Work required.
Which lines below hold the word "afirma"? Copy all of them.

Dataset items.
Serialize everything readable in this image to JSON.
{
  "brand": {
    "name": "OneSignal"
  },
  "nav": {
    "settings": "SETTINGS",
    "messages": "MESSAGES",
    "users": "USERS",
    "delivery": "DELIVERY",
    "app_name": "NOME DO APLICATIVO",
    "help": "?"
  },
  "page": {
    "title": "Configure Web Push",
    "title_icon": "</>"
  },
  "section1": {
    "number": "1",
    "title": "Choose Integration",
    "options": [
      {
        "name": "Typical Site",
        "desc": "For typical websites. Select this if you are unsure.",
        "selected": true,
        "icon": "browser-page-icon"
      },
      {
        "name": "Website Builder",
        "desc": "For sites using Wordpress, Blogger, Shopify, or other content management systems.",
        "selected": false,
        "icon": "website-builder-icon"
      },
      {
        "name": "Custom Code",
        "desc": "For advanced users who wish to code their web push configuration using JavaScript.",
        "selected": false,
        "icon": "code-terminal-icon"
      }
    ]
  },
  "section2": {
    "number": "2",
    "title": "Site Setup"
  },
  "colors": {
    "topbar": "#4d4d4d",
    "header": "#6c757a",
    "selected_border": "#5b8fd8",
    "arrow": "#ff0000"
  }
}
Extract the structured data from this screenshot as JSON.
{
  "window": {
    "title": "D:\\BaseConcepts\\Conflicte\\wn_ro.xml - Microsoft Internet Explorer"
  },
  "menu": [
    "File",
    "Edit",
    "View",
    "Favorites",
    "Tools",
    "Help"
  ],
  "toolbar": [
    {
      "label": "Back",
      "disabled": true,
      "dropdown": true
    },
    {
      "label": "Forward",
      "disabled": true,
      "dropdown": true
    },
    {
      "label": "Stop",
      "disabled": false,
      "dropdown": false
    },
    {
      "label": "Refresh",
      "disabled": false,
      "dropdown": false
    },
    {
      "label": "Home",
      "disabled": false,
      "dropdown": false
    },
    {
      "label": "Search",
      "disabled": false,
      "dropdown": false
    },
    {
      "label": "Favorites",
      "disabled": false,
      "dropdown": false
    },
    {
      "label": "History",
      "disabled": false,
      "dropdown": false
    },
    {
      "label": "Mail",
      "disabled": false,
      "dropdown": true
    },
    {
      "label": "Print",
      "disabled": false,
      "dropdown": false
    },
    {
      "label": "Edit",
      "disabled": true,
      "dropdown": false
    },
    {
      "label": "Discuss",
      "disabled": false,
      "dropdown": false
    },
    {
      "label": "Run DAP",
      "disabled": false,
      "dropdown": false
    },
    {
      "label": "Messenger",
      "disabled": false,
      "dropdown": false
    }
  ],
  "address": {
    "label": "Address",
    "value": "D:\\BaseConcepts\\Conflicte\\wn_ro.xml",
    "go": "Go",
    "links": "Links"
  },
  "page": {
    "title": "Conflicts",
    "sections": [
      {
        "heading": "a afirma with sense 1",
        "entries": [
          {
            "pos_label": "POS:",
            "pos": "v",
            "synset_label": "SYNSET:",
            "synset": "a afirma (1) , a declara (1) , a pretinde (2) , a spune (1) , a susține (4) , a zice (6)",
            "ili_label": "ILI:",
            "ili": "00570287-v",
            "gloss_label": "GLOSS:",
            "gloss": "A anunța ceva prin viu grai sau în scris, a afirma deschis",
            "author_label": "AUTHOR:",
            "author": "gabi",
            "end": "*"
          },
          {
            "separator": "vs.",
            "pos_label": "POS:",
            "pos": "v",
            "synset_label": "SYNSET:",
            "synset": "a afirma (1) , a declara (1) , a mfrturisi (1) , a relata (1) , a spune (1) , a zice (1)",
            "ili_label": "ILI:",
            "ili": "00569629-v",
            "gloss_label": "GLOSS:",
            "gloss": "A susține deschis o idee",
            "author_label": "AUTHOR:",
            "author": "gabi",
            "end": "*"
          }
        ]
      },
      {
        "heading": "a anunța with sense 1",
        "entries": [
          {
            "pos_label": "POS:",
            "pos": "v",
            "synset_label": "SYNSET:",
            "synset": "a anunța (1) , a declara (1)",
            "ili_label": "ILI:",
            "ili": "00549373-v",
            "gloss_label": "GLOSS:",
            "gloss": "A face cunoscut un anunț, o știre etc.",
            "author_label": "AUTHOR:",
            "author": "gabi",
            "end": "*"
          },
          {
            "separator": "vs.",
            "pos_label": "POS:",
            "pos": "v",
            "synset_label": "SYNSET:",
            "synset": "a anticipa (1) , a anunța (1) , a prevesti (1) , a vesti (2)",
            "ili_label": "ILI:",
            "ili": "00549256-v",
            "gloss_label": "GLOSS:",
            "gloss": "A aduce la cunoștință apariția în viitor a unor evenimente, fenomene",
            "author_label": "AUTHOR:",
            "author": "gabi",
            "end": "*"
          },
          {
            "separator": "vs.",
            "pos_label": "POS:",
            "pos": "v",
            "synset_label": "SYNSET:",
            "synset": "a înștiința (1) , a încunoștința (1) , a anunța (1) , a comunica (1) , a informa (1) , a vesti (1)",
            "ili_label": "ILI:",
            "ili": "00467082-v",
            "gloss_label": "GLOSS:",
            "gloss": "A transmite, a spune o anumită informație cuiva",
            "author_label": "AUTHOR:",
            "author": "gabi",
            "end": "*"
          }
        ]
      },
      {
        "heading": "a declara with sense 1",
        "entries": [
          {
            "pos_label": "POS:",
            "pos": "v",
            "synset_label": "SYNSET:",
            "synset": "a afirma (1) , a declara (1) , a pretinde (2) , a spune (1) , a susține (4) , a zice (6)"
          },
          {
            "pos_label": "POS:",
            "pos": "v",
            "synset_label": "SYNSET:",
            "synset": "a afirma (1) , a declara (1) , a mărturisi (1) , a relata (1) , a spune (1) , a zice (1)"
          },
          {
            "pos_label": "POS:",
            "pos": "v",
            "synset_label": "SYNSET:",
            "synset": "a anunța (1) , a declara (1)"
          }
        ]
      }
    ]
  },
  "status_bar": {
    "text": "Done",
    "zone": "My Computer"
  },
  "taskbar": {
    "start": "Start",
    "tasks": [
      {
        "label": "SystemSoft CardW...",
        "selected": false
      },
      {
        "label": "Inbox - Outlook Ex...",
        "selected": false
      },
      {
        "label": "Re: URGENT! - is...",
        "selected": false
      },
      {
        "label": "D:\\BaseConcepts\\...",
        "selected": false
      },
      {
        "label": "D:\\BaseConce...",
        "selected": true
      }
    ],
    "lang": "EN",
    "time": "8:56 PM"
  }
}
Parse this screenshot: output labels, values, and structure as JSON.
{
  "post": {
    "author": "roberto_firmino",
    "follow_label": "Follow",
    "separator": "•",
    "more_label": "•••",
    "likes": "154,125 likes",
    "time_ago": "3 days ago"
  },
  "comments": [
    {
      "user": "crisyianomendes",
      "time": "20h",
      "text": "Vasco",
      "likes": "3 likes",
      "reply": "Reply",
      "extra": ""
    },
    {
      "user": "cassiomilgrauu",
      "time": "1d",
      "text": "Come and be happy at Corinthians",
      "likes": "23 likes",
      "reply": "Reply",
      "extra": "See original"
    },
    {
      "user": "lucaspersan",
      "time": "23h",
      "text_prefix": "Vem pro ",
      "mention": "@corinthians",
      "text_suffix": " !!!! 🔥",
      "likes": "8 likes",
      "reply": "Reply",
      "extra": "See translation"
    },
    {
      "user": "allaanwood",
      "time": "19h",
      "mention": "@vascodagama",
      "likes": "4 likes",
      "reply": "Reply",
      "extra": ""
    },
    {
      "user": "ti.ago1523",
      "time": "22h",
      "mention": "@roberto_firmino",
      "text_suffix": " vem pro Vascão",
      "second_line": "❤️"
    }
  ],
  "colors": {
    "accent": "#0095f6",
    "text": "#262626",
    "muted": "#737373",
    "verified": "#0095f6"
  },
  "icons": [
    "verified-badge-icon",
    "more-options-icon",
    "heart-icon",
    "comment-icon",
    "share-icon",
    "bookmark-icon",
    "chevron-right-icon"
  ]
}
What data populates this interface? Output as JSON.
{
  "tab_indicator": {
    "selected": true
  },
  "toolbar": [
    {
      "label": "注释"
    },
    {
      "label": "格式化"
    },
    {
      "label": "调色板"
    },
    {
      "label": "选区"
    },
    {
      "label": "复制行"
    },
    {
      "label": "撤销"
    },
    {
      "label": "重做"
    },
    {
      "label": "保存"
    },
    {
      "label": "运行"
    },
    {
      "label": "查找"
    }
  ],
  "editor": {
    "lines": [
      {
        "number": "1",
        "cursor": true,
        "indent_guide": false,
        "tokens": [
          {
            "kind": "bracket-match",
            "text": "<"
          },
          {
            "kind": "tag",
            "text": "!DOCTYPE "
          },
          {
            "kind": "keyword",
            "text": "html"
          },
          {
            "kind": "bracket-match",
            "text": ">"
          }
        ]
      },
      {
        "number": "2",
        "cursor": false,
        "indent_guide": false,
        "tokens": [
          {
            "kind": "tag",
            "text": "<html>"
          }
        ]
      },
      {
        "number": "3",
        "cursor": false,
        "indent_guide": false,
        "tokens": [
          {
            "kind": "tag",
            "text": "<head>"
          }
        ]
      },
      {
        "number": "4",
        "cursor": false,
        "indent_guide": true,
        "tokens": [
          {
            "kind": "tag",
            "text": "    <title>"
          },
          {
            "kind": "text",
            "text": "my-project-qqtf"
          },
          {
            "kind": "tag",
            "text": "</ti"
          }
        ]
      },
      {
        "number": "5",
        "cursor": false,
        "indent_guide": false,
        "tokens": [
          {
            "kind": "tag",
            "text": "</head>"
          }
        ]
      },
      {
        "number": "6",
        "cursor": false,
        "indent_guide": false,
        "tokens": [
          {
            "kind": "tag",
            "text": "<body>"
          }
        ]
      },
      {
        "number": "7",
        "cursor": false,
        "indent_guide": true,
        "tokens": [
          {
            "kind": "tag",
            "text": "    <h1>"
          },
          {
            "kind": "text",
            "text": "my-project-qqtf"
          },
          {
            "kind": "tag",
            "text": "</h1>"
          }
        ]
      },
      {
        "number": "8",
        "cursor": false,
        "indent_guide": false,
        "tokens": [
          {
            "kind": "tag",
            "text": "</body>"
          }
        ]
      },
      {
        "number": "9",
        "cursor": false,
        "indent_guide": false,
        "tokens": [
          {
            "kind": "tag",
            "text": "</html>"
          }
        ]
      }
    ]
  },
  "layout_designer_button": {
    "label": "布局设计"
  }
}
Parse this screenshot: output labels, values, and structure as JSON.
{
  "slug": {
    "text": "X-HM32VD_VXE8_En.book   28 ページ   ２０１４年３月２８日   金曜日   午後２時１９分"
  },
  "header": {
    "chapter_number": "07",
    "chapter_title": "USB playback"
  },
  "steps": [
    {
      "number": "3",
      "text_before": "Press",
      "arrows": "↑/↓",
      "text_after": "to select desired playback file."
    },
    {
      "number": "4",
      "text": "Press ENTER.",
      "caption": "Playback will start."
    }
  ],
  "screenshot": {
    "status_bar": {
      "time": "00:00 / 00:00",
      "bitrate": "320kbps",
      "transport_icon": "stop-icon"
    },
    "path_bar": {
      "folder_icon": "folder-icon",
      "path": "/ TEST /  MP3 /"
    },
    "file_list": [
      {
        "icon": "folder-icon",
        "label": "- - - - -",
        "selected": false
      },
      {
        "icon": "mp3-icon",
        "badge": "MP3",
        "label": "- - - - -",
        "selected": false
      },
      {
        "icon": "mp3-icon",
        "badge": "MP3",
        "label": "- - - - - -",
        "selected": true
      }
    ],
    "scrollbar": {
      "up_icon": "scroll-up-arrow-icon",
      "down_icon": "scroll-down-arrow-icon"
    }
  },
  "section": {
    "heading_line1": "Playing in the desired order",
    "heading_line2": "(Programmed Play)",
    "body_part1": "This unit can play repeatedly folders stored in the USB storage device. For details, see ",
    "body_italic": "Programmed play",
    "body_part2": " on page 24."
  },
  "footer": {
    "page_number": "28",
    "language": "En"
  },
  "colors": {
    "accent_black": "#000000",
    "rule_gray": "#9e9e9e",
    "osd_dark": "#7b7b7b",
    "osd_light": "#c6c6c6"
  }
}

The reply.
        "heading": "a afirma with sense 1",
            "synset": "a afirma (1) , a declara (1) , a pretinde (2) , a spune (1) , a susține (4) , a zice (6)",
            "gloss": "A anunța ceva prin viu grai sau în scris, a afirma deschis",
            "synset": "a afirma (1) , a declara (1) , a mfrturisi (1) , a relata (1) , a spune (1) , a zice (1)",
            "synset": "a afirma (1) , a declara (1) , a pretinde (2) , a spune (1) , a susține (4) , a zice (6)"
            "synset": "a afirma (1) , a declara (1) , a mărturisi (1) , a relata (1) , a spune (1) , a zice (1)"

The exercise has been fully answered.